**GIVEN PROBLEM**
Within the listing below, locate all lines containing the word "Eigenbericht". Copy each one.

**SUPPLIED RECORDS**
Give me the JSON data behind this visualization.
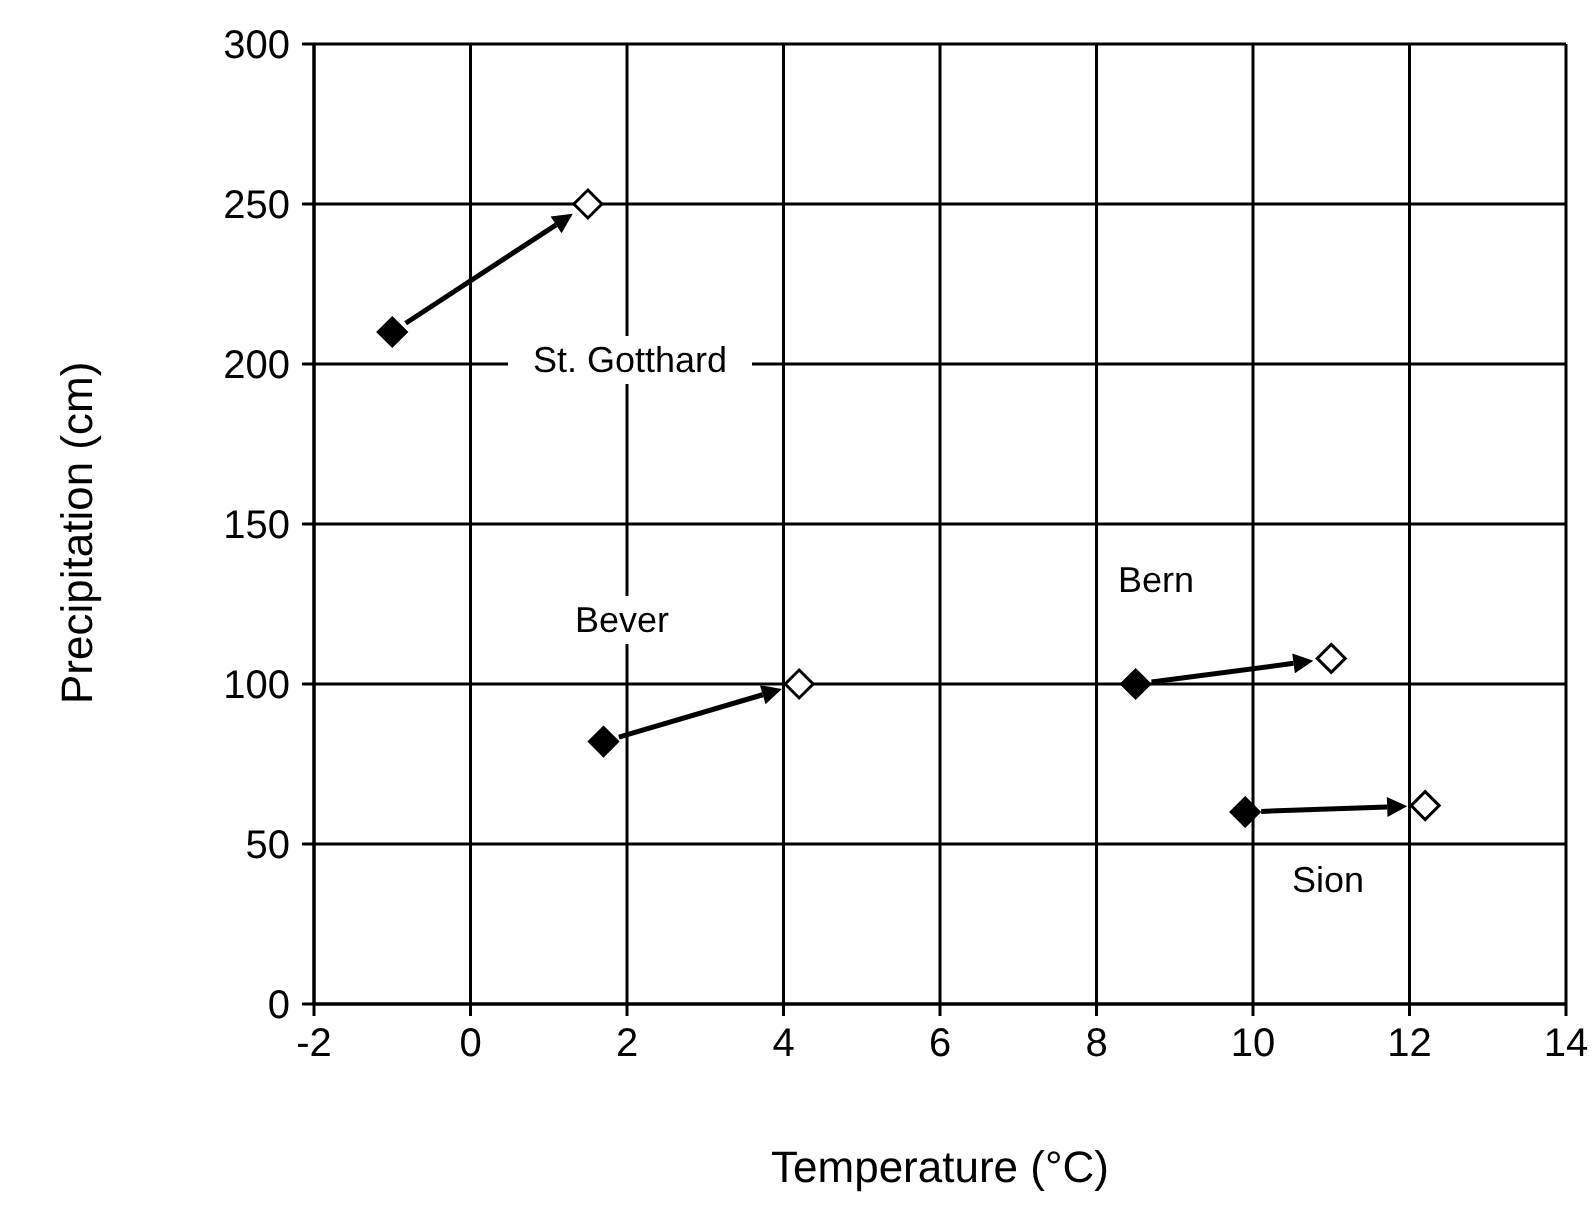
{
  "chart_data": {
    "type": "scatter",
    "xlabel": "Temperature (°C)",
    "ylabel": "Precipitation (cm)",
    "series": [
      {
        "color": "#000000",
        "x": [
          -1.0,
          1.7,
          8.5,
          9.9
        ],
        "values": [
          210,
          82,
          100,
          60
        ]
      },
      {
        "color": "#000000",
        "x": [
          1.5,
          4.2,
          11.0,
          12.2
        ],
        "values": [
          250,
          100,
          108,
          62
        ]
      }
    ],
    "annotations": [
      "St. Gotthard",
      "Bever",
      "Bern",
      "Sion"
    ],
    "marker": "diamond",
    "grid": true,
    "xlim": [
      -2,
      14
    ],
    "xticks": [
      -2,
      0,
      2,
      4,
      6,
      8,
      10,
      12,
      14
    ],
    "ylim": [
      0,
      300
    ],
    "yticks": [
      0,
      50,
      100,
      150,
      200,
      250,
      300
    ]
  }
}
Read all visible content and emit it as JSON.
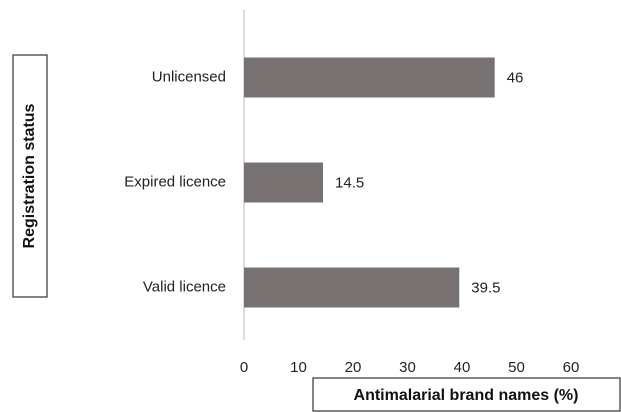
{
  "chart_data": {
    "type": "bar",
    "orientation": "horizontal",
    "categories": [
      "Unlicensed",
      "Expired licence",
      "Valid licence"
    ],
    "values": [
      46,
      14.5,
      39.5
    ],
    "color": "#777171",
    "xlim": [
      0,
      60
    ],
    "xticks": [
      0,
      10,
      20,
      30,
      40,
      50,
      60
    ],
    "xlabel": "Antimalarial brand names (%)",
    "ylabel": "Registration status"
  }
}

==

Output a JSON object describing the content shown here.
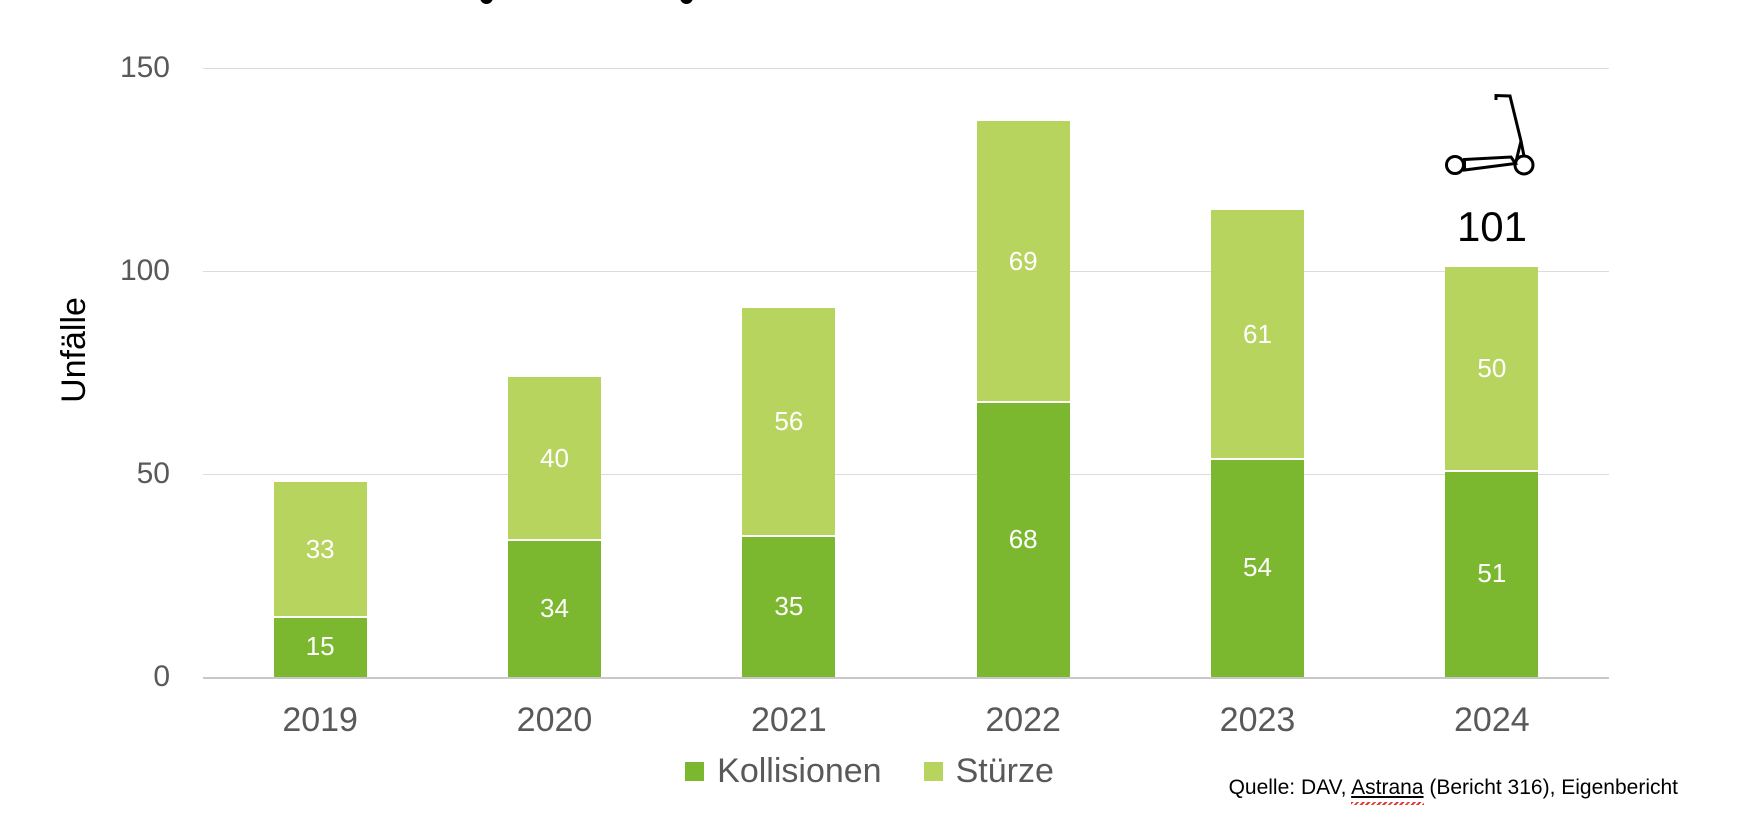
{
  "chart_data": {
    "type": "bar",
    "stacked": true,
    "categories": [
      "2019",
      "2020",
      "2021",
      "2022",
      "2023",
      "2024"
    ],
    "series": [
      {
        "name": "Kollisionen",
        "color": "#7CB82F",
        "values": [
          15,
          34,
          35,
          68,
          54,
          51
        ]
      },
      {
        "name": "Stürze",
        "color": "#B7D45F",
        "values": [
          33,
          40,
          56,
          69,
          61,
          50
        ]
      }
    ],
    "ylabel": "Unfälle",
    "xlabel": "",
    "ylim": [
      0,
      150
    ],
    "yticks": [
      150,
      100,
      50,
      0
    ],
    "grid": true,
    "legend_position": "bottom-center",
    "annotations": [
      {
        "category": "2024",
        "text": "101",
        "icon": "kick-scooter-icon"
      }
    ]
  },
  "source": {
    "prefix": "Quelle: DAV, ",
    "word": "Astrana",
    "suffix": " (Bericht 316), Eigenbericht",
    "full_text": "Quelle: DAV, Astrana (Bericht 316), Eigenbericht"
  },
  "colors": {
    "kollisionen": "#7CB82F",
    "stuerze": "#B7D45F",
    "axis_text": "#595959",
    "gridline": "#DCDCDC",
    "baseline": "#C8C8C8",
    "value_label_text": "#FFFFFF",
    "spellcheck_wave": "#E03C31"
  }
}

--

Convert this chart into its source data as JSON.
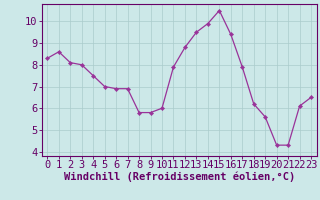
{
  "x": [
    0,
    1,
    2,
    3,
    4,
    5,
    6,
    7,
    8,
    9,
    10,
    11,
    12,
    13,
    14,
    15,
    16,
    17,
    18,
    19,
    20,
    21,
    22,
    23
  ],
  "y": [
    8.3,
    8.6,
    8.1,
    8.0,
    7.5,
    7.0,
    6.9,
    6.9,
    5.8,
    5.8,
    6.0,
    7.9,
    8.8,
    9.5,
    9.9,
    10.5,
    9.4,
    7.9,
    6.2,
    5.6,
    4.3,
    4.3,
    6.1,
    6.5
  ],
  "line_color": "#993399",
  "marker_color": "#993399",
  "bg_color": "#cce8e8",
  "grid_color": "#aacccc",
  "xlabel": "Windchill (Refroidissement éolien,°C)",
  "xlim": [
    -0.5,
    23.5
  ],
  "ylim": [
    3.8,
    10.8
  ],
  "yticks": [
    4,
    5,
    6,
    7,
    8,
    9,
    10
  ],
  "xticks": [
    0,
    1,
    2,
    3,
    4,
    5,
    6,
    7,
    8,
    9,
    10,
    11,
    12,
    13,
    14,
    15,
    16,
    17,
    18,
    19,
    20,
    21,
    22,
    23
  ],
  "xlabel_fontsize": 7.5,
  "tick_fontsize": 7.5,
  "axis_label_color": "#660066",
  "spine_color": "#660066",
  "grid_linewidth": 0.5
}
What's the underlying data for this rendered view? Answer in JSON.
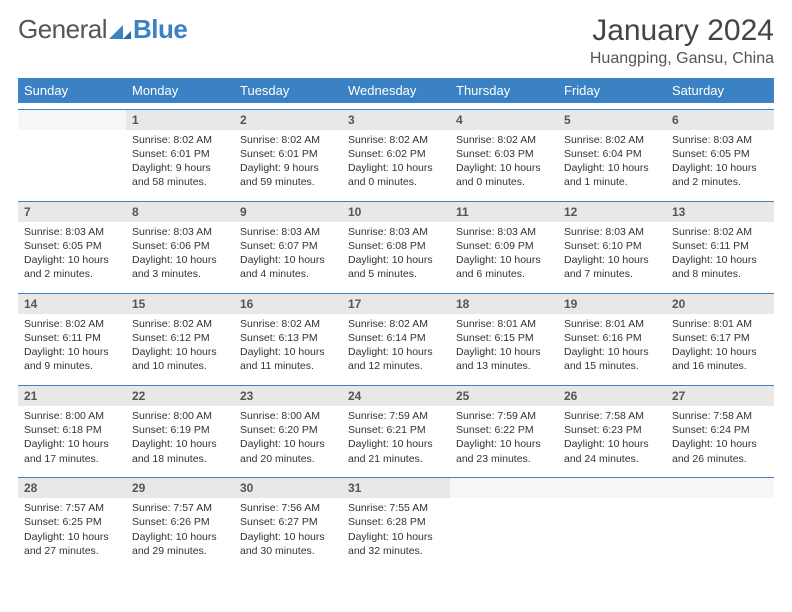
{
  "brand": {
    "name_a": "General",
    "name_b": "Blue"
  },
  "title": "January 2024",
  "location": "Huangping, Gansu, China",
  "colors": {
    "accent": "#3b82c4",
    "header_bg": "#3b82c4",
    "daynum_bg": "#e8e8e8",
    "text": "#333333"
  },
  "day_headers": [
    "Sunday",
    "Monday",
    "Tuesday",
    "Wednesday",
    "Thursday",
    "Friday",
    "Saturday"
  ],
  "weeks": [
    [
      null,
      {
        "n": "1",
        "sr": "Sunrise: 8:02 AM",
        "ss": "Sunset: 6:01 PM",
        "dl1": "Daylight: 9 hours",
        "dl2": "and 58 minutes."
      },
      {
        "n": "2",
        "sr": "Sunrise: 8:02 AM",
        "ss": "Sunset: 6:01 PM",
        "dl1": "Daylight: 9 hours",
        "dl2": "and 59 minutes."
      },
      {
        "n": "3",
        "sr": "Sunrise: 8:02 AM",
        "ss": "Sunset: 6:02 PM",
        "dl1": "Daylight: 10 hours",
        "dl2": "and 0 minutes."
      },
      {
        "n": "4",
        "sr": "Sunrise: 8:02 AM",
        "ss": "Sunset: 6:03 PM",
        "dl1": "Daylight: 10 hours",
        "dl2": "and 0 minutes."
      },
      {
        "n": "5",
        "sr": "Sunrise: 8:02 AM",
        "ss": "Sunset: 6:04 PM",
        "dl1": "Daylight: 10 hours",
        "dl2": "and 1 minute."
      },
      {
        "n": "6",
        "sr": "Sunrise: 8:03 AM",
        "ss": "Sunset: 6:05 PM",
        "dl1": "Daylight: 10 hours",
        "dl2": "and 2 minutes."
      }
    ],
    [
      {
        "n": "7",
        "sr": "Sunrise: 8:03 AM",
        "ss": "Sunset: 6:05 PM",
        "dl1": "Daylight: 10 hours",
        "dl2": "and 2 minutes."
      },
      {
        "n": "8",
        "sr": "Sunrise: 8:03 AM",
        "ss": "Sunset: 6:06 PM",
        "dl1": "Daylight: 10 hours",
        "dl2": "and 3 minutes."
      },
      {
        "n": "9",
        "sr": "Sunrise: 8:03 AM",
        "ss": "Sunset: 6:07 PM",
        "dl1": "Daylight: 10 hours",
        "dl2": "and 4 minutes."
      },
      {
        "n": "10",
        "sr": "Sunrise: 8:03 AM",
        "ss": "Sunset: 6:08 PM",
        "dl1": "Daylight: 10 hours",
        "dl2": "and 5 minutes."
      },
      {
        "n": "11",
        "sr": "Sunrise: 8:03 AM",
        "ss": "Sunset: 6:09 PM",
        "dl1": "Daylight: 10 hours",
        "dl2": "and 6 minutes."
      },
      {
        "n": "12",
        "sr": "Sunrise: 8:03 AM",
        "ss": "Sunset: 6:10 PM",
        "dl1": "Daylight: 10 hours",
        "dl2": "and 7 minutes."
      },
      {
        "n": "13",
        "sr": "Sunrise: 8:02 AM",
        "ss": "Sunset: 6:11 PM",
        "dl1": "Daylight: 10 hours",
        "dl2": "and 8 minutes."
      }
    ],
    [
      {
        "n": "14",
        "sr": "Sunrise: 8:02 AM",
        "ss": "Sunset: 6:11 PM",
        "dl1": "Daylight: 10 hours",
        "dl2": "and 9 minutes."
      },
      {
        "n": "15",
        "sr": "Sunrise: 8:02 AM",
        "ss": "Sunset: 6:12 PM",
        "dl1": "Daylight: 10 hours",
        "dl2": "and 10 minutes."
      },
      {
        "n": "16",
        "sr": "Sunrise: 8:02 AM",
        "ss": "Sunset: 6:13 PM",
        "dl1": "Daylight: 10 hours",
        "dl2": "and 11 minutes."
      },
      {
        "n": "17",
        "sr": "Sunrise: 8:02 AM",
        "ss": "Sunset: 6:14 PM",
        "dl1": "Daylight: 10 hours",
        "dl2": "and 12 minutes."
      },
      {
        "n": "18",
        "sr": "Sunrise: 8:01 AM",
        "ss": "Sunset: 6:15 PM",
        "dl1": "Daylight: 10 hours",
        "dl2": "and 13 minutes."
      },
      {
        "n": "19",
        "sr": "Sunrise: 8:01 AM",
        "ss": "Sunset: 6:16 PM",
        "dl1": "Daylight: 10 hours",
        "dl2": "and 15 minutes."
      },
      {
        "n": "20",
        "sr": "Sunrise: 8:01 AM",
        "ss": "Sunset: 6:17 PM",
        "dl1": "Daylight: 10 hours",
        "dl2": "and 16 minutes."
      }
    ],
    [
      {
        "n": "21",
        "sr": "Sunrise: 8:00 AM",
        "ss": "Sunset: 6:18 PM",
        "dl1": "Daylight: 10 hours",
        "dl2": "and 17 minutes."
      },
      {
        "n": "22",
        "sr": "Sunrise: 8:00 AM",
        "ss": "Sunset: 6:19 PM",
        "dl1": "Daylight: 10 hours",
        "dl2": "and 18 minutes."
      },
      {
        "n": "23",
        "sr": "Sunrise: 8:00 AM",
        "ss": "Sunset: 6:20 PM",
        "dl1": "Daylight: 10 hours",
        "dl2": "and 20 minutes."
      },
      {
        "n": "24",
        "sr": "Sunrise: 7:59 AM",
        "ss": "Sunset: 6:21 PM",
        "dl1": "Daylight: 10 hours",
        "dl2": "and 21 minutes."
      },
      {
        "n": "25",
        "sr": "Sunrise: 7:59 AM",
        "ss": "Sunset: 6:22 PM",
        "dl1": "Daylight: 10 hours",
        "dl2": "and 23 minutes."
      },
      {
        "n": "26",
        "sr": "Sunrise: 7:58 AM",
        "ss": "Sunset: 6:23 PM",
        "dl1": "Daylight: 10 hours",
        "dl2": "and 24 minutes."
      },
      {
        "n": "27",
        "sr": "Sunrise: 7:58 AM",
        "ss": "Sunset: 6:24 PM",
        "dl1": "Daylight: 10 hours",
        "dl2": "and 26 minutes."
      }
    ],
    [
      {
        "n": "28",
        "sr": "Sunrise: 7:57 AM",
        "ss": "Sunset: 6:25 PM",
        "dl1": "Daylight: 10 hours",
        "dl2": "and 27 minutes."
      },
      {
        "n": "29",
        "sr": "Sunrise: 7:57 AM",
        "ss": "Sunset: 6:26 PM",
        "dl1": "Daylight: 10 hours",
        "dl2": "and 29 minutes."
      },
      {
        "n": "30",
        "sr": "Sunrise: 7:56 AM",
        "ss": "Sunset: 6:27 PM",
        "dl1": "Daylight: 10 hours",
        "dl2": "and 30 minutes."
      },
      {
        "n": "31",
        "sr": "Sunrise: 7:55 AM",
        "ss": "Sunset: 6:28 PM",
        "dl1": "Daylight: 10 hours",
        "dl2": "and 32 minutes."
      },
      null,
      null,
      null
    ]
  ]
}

**COMPLETE ANSWER**
    "suffix": " (Bericht 316), Eigenbericht",
    "full_text": "Quelle: DAV, Astrana (Bericht 316), Eigenbericht"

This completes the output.